Supplied material:

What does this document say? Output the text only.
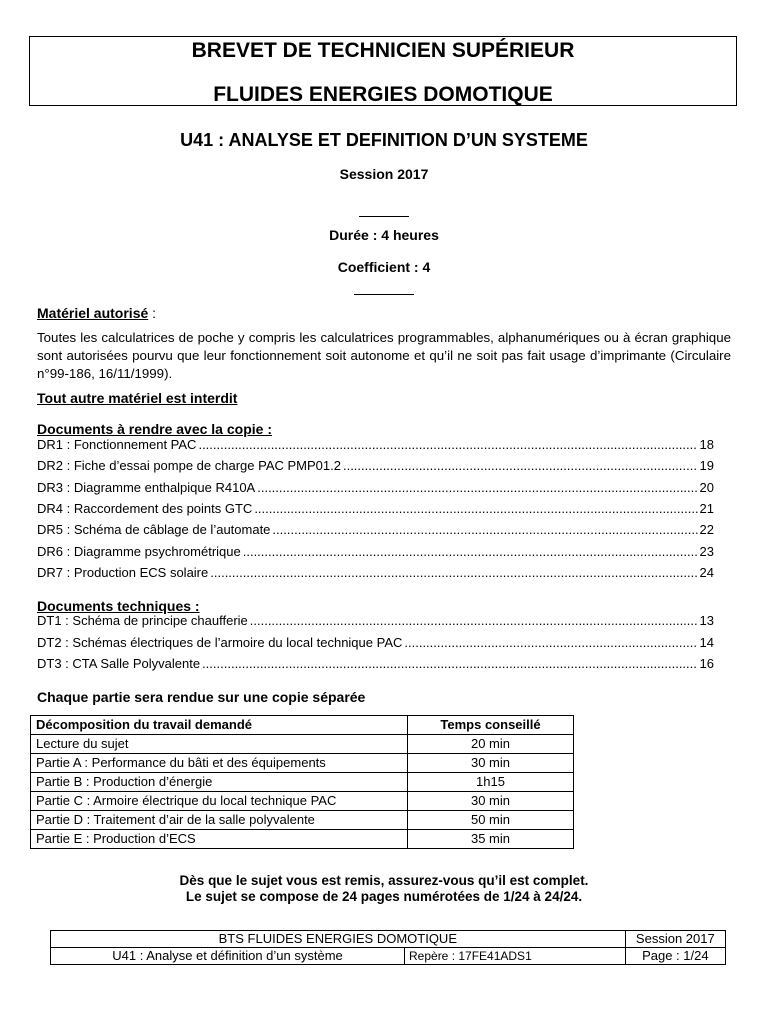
BREVET DE TECHNICIEN SUPÉRIEUR
FLUIDES ENERGIES DOMOTIQUE
U41 : ANALYSE ET DEFINITION D’UN SYSTEME
Session 2017
Durée : 4 heures
Coefficient : 4
Matériel autorisé :
Toutes les calculatrices de poche y compris les calculatrices programmables, alphanumériques ou à écran graphique sont autorisées pourvu que leur fonctionnement soit autonome et qu’il ne soit pas fait usage d’imprimante (Circulaire n°99-186, 16/11/1999).
Tout autre matériel est interdit
Documents à rendre avec la copie :
DR1 : Fonctionnement PAC .....	18
DR2 : Fiche d’essai pompe de charge PAC PMP01.2 .....	19
DR3 : Diagramme enthalpique R410A .....	20
DR4 : Raccordement des points GTC .....	21
DR5 : Schéma de câblage de l’automate .....	22
DR6 : Diagramme psychrométrique .....	23
DR7 : Production ECS solaire .....	24
Documents techniques :
DT1 : Schéma de principe chaufferie .....	13
DT2 : Schémas électriques de l’armoire du local technique PAC .....	14
DT3 : CTA Salle Polyvalente .....	16
Chaque partie sera rendue sur une copie séparée
Décomposition du travail demandé	Temps conseillé
Lecture du sujet	20 min
Partie A : Performance du bâti et des équipements	30 min
Partie B : Production d’énergie	1h15
Partie C : Armoire électrique du local technique PAC	30 min
Partie D : Traitement d’air de la salle polyvalente	50 min
Partie E : Production d’ECS	35 min
Dès que le sujet vous est remis, assurez-vous qu’il est complet.
Le sujet se compose de 24 pages numérotées de 1/24 à 24/24.
BTS FLUIDES ENERGIES DOMOTIQUE		Session 2017
U41 : Analyse et définition d’un système	Repère : 17FE41ADS1	Page : 1/24
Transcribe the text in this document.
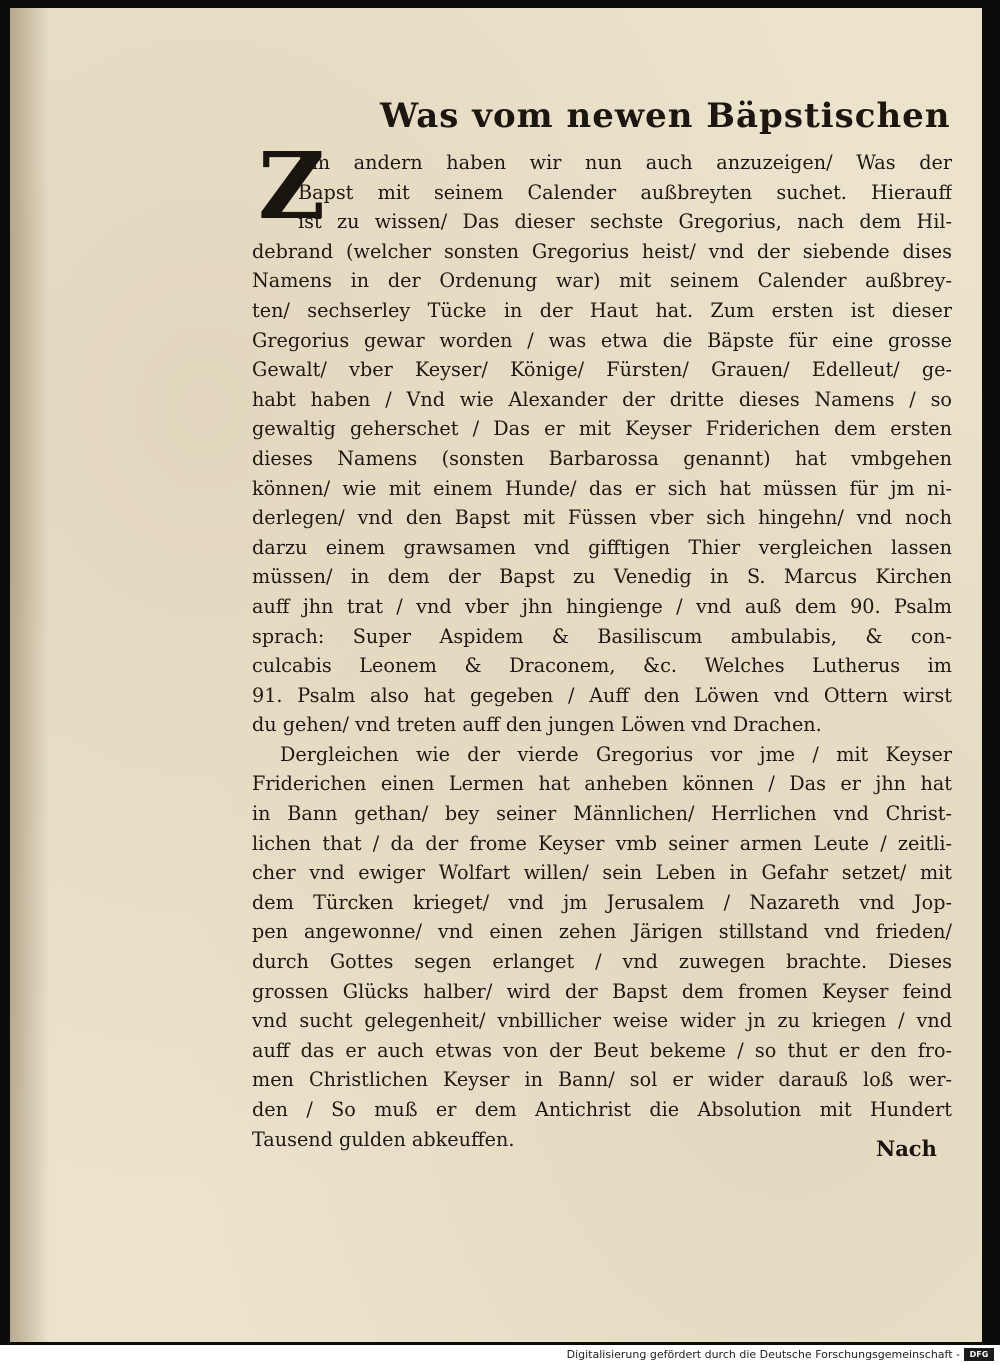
Was vom newen Bäpstischen
Z
Vm andern haben wir nun auch anzuzeigen/ Was der
Bapst mit seinem Calender außbreyten suchet. Hierauff
ist zu wissen/ Das dieser sechste Gregorius, nach dem Hil-
debrand (welcher sonsten Gregorius heist/ vnd der siebende dises
Namens in der Ordenung war) mit seinem Calender außbrey-
ten/ sechserley Tücke in der Haut hat. Zum ersten ist dieser
Gregorius gewar worden / was etwa die Bäpste für eine grosse
Gewalt/ vber Keyser/ Könige/ Fürsten/ Grauen/ Edelleut/ ge-
habt haben / Vnd wie Alexander der dritte dieses Namens / so
gewaltig geherschet / Das er mit Keyser Friderichen dem ersten
dieses Namens (sonsten Barbarossa genannt) hat vmbgehen
können/ wie mit einem Hunde/ das er sich hat müssen für jm ni-
derlegen/ vnd den Bapst mit Füssen vber sich hingehn/ vnd noch
darzu einem grawsamen vnd gifftigen Thier vergleichen lassen
müssen/ in dem der Bapst zu Venedig in S. Marcus Kirchen
auff jhn trat / vnd vber jhn hingienge / vnd auß dem 90. Psalm
sprach: Super Aspidem & Basiliscum ambulabis, & con-
culcabis Leonem & Draconem, &c. Welches Lutherus im
91. Psalm also hat gegeben / Auff den Löwen vnd Ottern wirst
du gehen/ vnd treten auff den jungen Löwen vnd Drachen.
Dergleichen wie der vierde Gregorius vor jme / mit Keyser
Friderichen einen Lermen hat anheben können / Das er jhn hat
in Bann gethan/ bey seiner Männlichen/ Herrlichen vnd Christ-
lichen that / da der frome Keyser vmb seiner armen Leute / zeitli-
cher vnd ewiger Wolfart willen/ sein Leben in Gefahr setzet/ mit
dem Türcken krieget/ vnd jm Jerusalem / Nazareth vnd Jop-
pen angewonne/ vnd einen zehen Järigen stillstand vnd frieden/
durch Gottes segen erlanget / vnd zuwegen brachte. Dieses
grossen Glücks halber/ wird der Bapst dem fromen Keyser feind
vnd sucht gelegenheit/ vnbillicher weise wider jn zu kriegen / vnd
auff das er auch etwas von der Beut bekeme / so thut er den fro-
men Christlichen Keyser in Bann/ sol er wider darauß loß wer-
den / So muß er dem Antichrist die Absolution mit Hundert
Tausend gulden abkeuffen.	Nach
Digitalisierung gefördert durch die Deutsche Forschungsgemeinschaft -	DFG
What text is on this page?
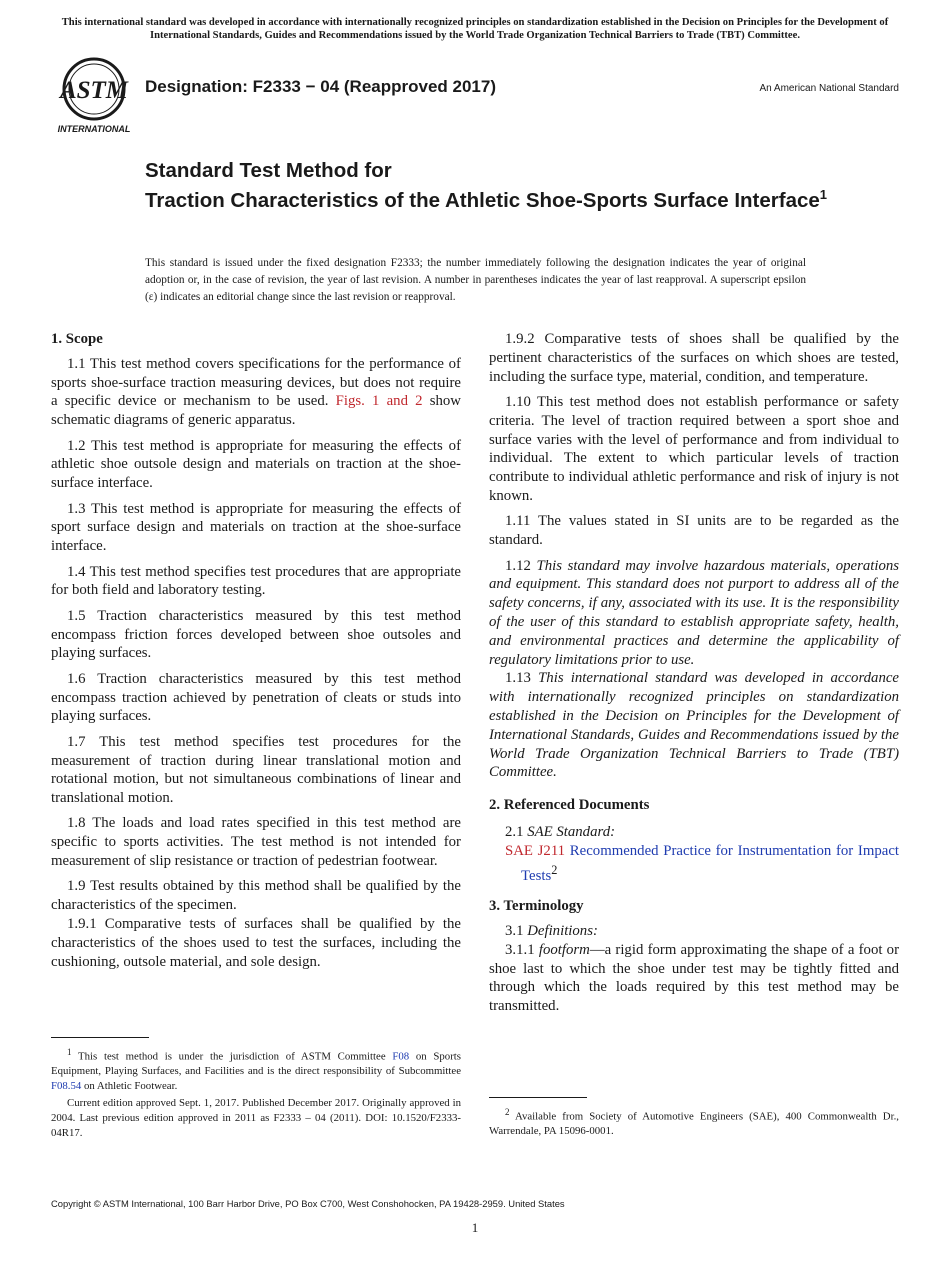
This international standard was developed in accordance with internationally recognized principles on standardization established in the Decision on Principles for the Development of International Standards, Guides and Recommendations issued by the World Trade Organization Technical Barriers to Trade (TBT) Committee.
ASTM
INTERNATIONAL
Designation: F2333 − 04 (Reapproved 2017)	An American National Standard
Standard Test Method for
Traction Characteristics of the Athletic Shoe-Sports Surface Interface$^1$
This standard is issued under the fixed designation F2333; the number immediately following the designation indicates the year of original adoption or, in the case of revision, the year of last revision. A number in parentheses indicates the year of last reapproval. A superscript epsilon (ε) indicates an editorial change since the last revision or reapproval.
1. Scope

1.1 This test method covers specifications for the performance of sports shoe-surface traction measuring devices, but does not require a specific device or mechanism to be used. Figs. 1 and 2 show schematic diagrams of generic apparatus.

1.2 This test method is appropriate for measuring the effects of athletic shoe outsole design and materials on traction at the shoe-surface interface.

1.3 This test method is appropriate for measuring the effects of sport surface design and materials on traction at the shoe-surface interface.

1.4 This test method specifies test procedures that are appropriate for both field and laboratory testing.

1.5 Traction characteristics measured by this test method encompass friction forces developed between shoe outsoles and playing surfaces.

1.6 Traction characteristics measured by this test method encompass traction achieved by penetration of cleats or studs into playing surfaces.

1.7 This test method specifies test procedures for the measurement of traction during linear translational motion and rotational motion, but not simultaneous combinations of linear and translational motion.

1.8 The loads and load rates specified in this test method are specific to sports activities. The test method is not intended for measurement of slip resistance or traction of pedestrian footwear.

1.9 Test results obtained by this method shall be qualified by the characteristics of the specimen.

1.9.1 Comparative tests of surfaces shall be qualified by the characteristics of the shoes used to test the surfaces, including the cushioning, outsole material, and sole design.

$^1$ This test method is under the jurisdiction of ASTM Committee F08 on Sports Equipment, Playing Surfaces, and Facilities and is the direct responsibility of Subcommittee F08.54 on Athletic Footwear.

Current edition approved Sept. 1, 2017. Published December 2017. Originally approved in 2004. Last previous edition approved in 2011 as F2333 – 04 (2011). DOI: 10.1520/F2333-04R17.

1.9.2 Comparative tests of shoes shall be qualified by the pertinent characteristics of the surfaces on which shoes are tested, including the surface type, material, condition, and temperature.

1.10 This test method does not establish performance or safety criteria. The level of traction required between a sport shoe and surface varies with the level of performance and from individual to individual. The extent to which particular levels of traction contribute to individual athletic performance and risk of injury is not known.

1.11 The values stated in SI units are to be regarded as the standard.

1.12 This standard may involve hazardous materials, operations and equipment. This standard does not purport to address all of the safety concerns, if any, associated with its use. It is the responsibility of the user of this standard to establish appropriate safety, health, and environmental practices and determine the applicability of regulatory limitations prior to use.

1.13 This international standard was developed in accordance with internationally recognized principles on standardization established in the Decision on Principles for the Development of International Standards, Guides and Recommendations issued by the World Trade Organization Technical Barriers to Trade (TBT) Committee.

2. Referenced Documents

2.1 SAE Standard:

SAE J211 Recommended Practice for Instrumentation for Impact Tests$^2$
3. Terminology

3.1 Definitions:

3.1.1 footform—a rigid form approximating the shape of a foot or shoe last to which the shoe under test may be tightly fitted and through which the loads required by this test method may be transmitted.

$^2$ Available from Society of Automotive Engineers (SAE), 400 Commonwealth Dr., Warrendale, PA 15096-0001.

Copyright © ASTM International, 100 Barr Harbor Drive, PO Box C700, West Conshohocken, PA 19428-2959. United States
1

Exercise requirements: Reproduce the records verbatim, omitting all images they contain.

Exercise response:
What does this document say? Output the text only.
BREVET DE TECHNICIEN SUPÉRIEUR
FLUIDES ENERGIES DOMOTIQUE
U41 : ANALYSE ET DEFINITION D’UN SYSTEME
Session 2017
Durée : 4 heures
Coefficient : 4
Matériel autorisé :
Toutes les calculatrices de poche y compris les calculatrices programmables, alphanumériques ou à écran graphique sont autorisées pourvu que leur fonctionnement soit autonome et qu’il ne soit pas fait usage d’imprimante (Circulaire n°99-186, 16/11/1999).
Tout autre matériel est interdit
Documents à rendre avec la copie :
DR1 : Fonctionnement PAC .....	18
DR2 : Fiche d’essai pompe de charge PAC PMP01.2 .....	19
DR3 : Diagramme enthalpique R410A .....	20
DR4 : Raccordement des points GTC .....	21
DR5 : Schéma de câblage de l’automate .....	22
DR6 : Diagramme psychrométrique .....	23
DR7 : Production ECS solaire .....	24
Documents techniques :
DT1 : Schéma de principe chaufferie .....	13
DT2 : Schémas électriques de l’armoire du local technique PAC .....	14
DT3 : CTA Salle Polyvalente .....	16
Chaque partie sera rendue sur une copie séparée
Décomposition du travail demandé	Temps conseillé
Lecture du sujet	20 min
Partie A : Performance du bâti et des équipements	30 min
Partie B : Production d’énergie	1h15
Partie C : Armoire électrique du local technique PAC	30 min
Partie D : Traitement d’air de la salle polyvalente	50 min
Partie E : Production d’ECS	35 min
Dès que le sujet vous est remis, assurez-vous qu’il est complet.
Le sujet se compose de 24 pages numérotées de 1/24 à 24/24.
BTS FLUIDES ENERGIES DOMOTIQUE		Session 2017
U41 : Analyse et définition d’un système	Repère : 17FE41ADS1	Page : 1/24
Transcribe the text in this document.
Was vom newen Bäpstischen
Z
Vm andern haben wir nun auch anzuzeigen/ Was der
Bapst mit seinem Calender außbreyten suchet. Hierauff
ist zu wissen/ Das dieser sechste Gregorius, nach dem Hil-
debrand (welcher sonsten Gregorius heist/ vnd der siebende dises
Namens in der Ordenung war) mit seinem Calender außbrey-
ten/ sechserley Tücke in der Haut hat. Zum ersten ist dieser
Gregorius gewar worden / was etwa die Bäpste für eine grosse
Gewalt/ vber Keyser/ Könige/ Fürsten/ Grauen/ Edelleut/ ge-
habt haben / Vnd wie Alexander der dritte dieses Namens / so
gewaltig geherschet / Das er mit Keyser Friderichen dem ersten
dieses Namens (sonsten Barbarossa genannt) hat vmbgehen
können/ wie mit einem Hunde/ das er sich hat müssen für jm ni-
derlegen/ vnd den Bapst mit Füssen vber sich hingehn/ vnd noch
darzu einem grawsamen vnd gifftigen Thier vergleichen lassen
müssen/ in dem der Bapst zu Venedig in S. Marcus Kirchen
auff jhn trat / vnd vber jhn hingienge / vnd auß dem 90. Psalm
sprach: Super Aspidem & Basiliscum ambulabis, & con-
culcabis Leonem & Draconem, &c. Welches Lutherus im
91. Psalm also hat gegeben / Auff den Löwen vnd Ottern wirst
du gehen/ vnd treten auff den jungen Löwen vnd Drachen.
Dergleichen wie der vierde Gregorius vor jme / mit Keyser
Friderichen einen Lermen hat anheben können / Das er jhn hat
in Bann gethan/ bey seiner Männlichen/ Herrlichen vnd Christ-
lichen that / da der frome Keyser vmb seiner armen Leute / zeitli-
cher vnd ewiger Wolfart willen/ sein Leben in Gefahr setzet/ mit
dem Türcken krieget/ vnd jm Jerusalem / Nazareth vnd Jop-
pen angewonne/ vnd einen zehen Järigen stillstand vnd frieden/
durch Gottes segen erlanget / vnd zuwegen brachte. Dieses
grossen Glücks halber/ wird der Bapst dem fromen Keyser feind
vnd sucht gelegenheit/ vnbillicher weise wider jn zu kriegen / vnd
auff das er auch etwas von der Beut bekeme / so thut er den fro-
men Christlichen Keyser in Bann/ sol er wider darauß loß wer-
den / So muß er dem Antichrist die Absolution mit Hundert
Tausend gulden abkeuffen.	Nach
Digitalisierung gefördert durch die Deutsche Forschungsgemeinschaft -	DFG
What text is on this page?
This international standard was developed in accordance with internationally recognized principles on standardization established in the Decision on Principles for the Development of International Standards, Guides and Recommendations issued by the World Trade Organization Technical Barriers to Trade (TBT) Committee.
ASTM
INTERNATIONAL
Designation: F2333 − 04 (Reapproved 2017)	An American National Standard
Standard Test Method for
Traction Characteristics of the Athletic Shoe-Sports Surface Interface$^1$
This standard is issued under the fixed designation F2333; the number immediately following the designation indicates the year of original adoption or, in the case of revision, the year of last revision. A number in parentheses indicates the year of last reapproval. A superscript epsilon (ε) indicates an editorial change since the last revision or reapproval.
1. Scope

1.1 This test method covers specifications for the performance of sports shoe-surface traction measuring devices, but does not require a specific device or mechanism to be used. Figs. 1 and 2 show schematic diagrams of generic apparatus.

1.2 This test method is appropriate for measuring the effects of athletic shoe outsole design and materials on traction at the shoe-surface interface.

1.3 This test method is appropriate for measuring the effects of sport surface design and materials on traction at the shoe-surface interface.

1.4 This test method specifies test procedures that are appropriate for both field and laboratory testing.

1.5 Traction characteristics measured by this test method encompass friction forces developed between shoe outsoles and playing surfaces.

1.6 Traction characteristics measured by this test method encompass traction achieved by penetration of cleats or studs into playing surfaces.

1.7 This test method specifies test procedures for the measurement of traction during linear translational motion and rotational motion, but not simultaneous combinations of linear and translational motion.

1.8 The loads and load rates specified in this test method are specific to sports activities. The test method is not intended for measurement of slip resistance or traction of pedestrian footwear.

1.9 Test results obtained by this method shall be qualified by the characteristics of the specimen.

1.9.1 Comparative tests of surfaces shall be qualified by the characteristics of the shoes used to test the surfaces, including the cushioning, outsole material, and sole design.

$^1$ This test method is under the jurisdiction of ASTM Committee F08 on Sports Equipment, Playing Surfaces, and Facilities and is the direct responsibility of Subcommittee F08.54 on Athletic Footwear.

Current edition approved Sept. 1, 2017. Published December 2017. Originally approved in 2004. Last previous edition approved in 2011 as F2333 – 04 (2011). DOI: 10.1520/F2333-04R17.

1.9.2 Comparative tests of shoes shall be qualified by the pertinent characteristics of the surfaces on which shoes are tested, including the surface type, material, condition, and temperature.

1.10 This test method does not establish performance or safety criteria. The level of traction required between a sport shoe and surface varies with the level of performance and from individual to individual. The extent to which particular levels of traction contribute to individual athletic performance and risk of injury is not known.

1.11 The values stated in SI units are to be regarded as the standard.

1.12 This standard may involve hazardous materials, operations and equipment. This standard does not purport to address all of the safety concerns, if any, associated with its use. It is the responsibility of the user of this standard to establish appropriate safety, health, and environmental practices and determine the applicability of regulatory limitations prior to use.

1.13 This international standard was developed in accordance with internationally recognized principles on standardization established in the Decision on Principles for the Development of International Standards, Guides and Recommendations issued by the World Trade Organization Technical Barriers to Trade (TBT) Committee.

2. Referenced Documents

2.1 SAE Standard:

SAE J211 Recommended Practice for Instrumentation for Impact Tests$^2$
3. Terminology

3.1 Definitions:

3.1.1 footform—a rigid form approximating the shape of a foot or shoe last to which the shoe under test may be tightly fitted and through which the loads required by this test method may be transmitted.

$^2$ Available from Society of Automotive Engineers (SAE), 400 Commonwealth Dr., Warrendale, PA 15096-0001.

Copyright © ASTM International, 100 Barr Harbor Drive, PO Box C700, West Conshohocken, PA 19428-2959. United States
1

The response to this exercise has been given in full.